▶ **YOUR TASK**: Look through the lines below and extract each one that contains "friends".

▶ **MATERIAL SUPPLIED**:

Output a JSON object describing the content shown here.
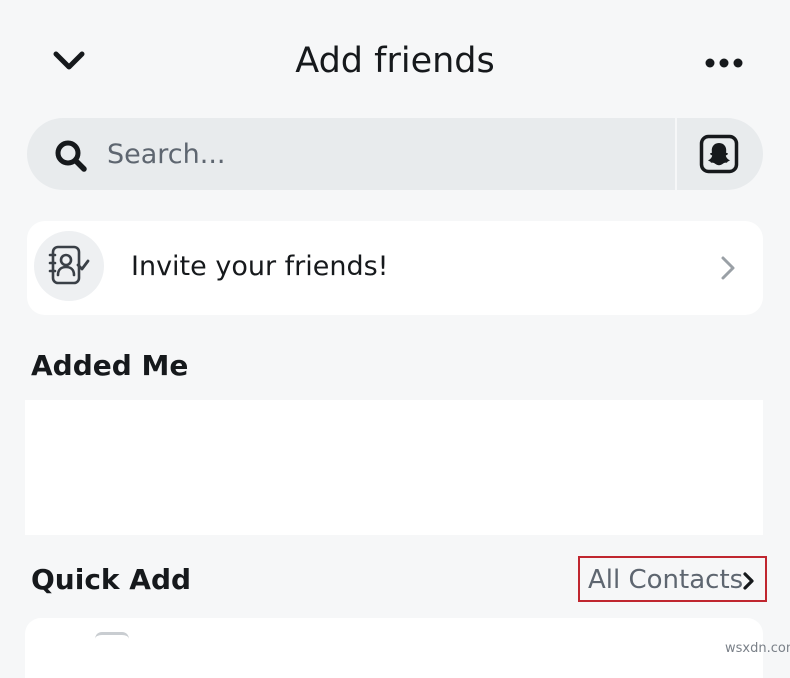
{
  "header": {
    "title": "Add friends",
    "back_icon": "chevron-down-icon",
    "more_icon": "more-horizontal-icon"
  },
  "search": {
    "placeholder": "Search...",
    "value": "",
    "search_icon": "search-icon",
    "snapcode_icon": "snapcode-icon"
  },
  "invite": {
    "label": "Invite your friends!",
    "icon": "contacts-check-icon",
    "chevron_icon": "chevron-right-icon"
  },
  "added_me": {
    "title": "Added Me"
  },
  "quick_add": {
    "title": "Quick Add",
    "all_contacts_label": "All Contacts",
    "all_contacts_icon": "chevron-right-icon"
  },
  "watermark": "wsxdn.com",
  "colors": {
    "background": "#F6F7F8",
    "search_bg": "#E8EBED",
    "card_bg": "#FFFFFF",
    "text_primary": "#16191C",
    "text_secondary": "#5E6670",
    "highlight_border": "#C0262F"
  }
}
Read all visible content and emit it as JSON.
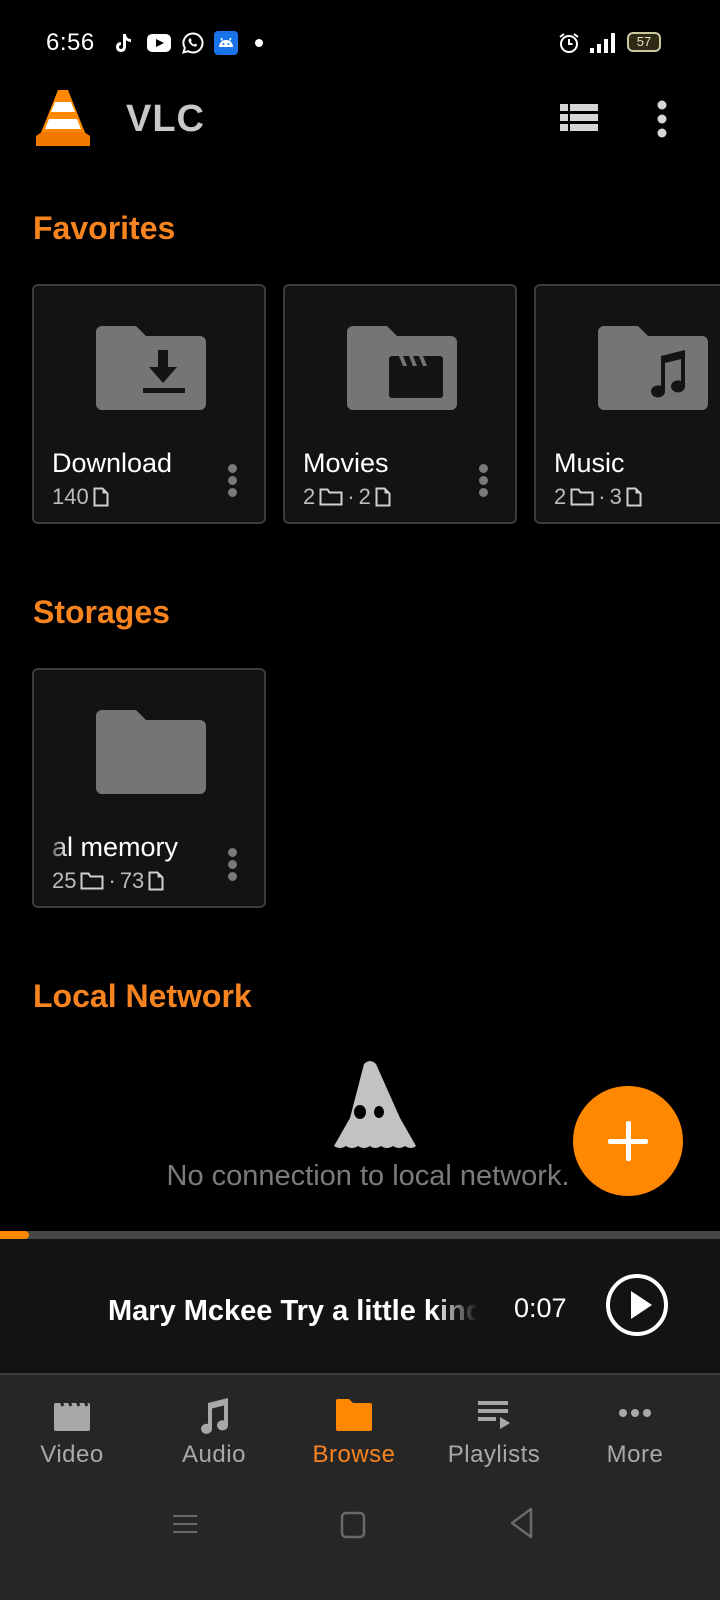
{
  "status_bar": {
    "time": "6:56",
    "notification_icons": [
      "tiktok-icon",
      "youtube-icon",
      "whatsapp-icon",
      "android-icon",
      "dot-icon"
    ],
    "right_icons": [
      "alarm-icon",
      "signal-icon",
      "battery-icon"
    ],
    "battery_level": "57"
  },
  "app_bar": {
    "title": "VLC",
    "actions": [
      "view-mode-icon",
      "overflow-menu-icon"
    ]
  },
  "sections": {
    "favorites": {
      "title": "Favorites",
      "items": [
        {
          "name": "Download",
          "folders": null,
          "files": "140",
          "icon": "folder-download-icon"
        },
        {
          "name": "Movies",
          "folders": "2",
          "files": "2",
          "icon": "folder-movies-icon"
        },
        {
          "name": "Music",
          "folders": "2",
          "files": "3",
          "icon": "folder-music-icon"
        }
      ]
    },
    "storages": {
      "title": "Storages",
      "items": [
        {
          "name": "al memory",
          "folders": "25",
          "files": "73",
          "icon": "folder-icon"
        }
      ]
    },
    "local_network": {
      "title": "Local Network",
      "empty_message": "No connection to local network."
    }
  },
  "separator": "·",
  "fab": {
    "icon": "plus-icon"
  },
  "mini_player": {
    "title": "Mary Mckee Try a little kindness",
    "time": "0:07",
    "progress_fraction": 0.04
  },
  "bottom_nav": {
    "active": "Browse",
    "items": [
      {
        "label": "Video",
        "icon": "video-clapper-icon"
      },
      {
        "label": "Audio",
        "icon": "music-note-icon"
      },
      {
        "label": "Browse",
        "icon": "folder-icon"
      },
      {
        "label": "Playlists",
        "icon": "playlist-icon"
      },
      {
        "label": "More",
        "icon": "more-dots-icon"
      }
    ]
  },
  "colors": {
    "accent": "#ff8800",
    "section_title": "#f7841f",
    "background": "#000000",
    "card_background": "#131313",
    "nav_background": "#262626"
  }
}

▶ **ANSWER FOR THIS EXERCISE**:
    "title": "Add friends",
    "label": "Invite your friends!",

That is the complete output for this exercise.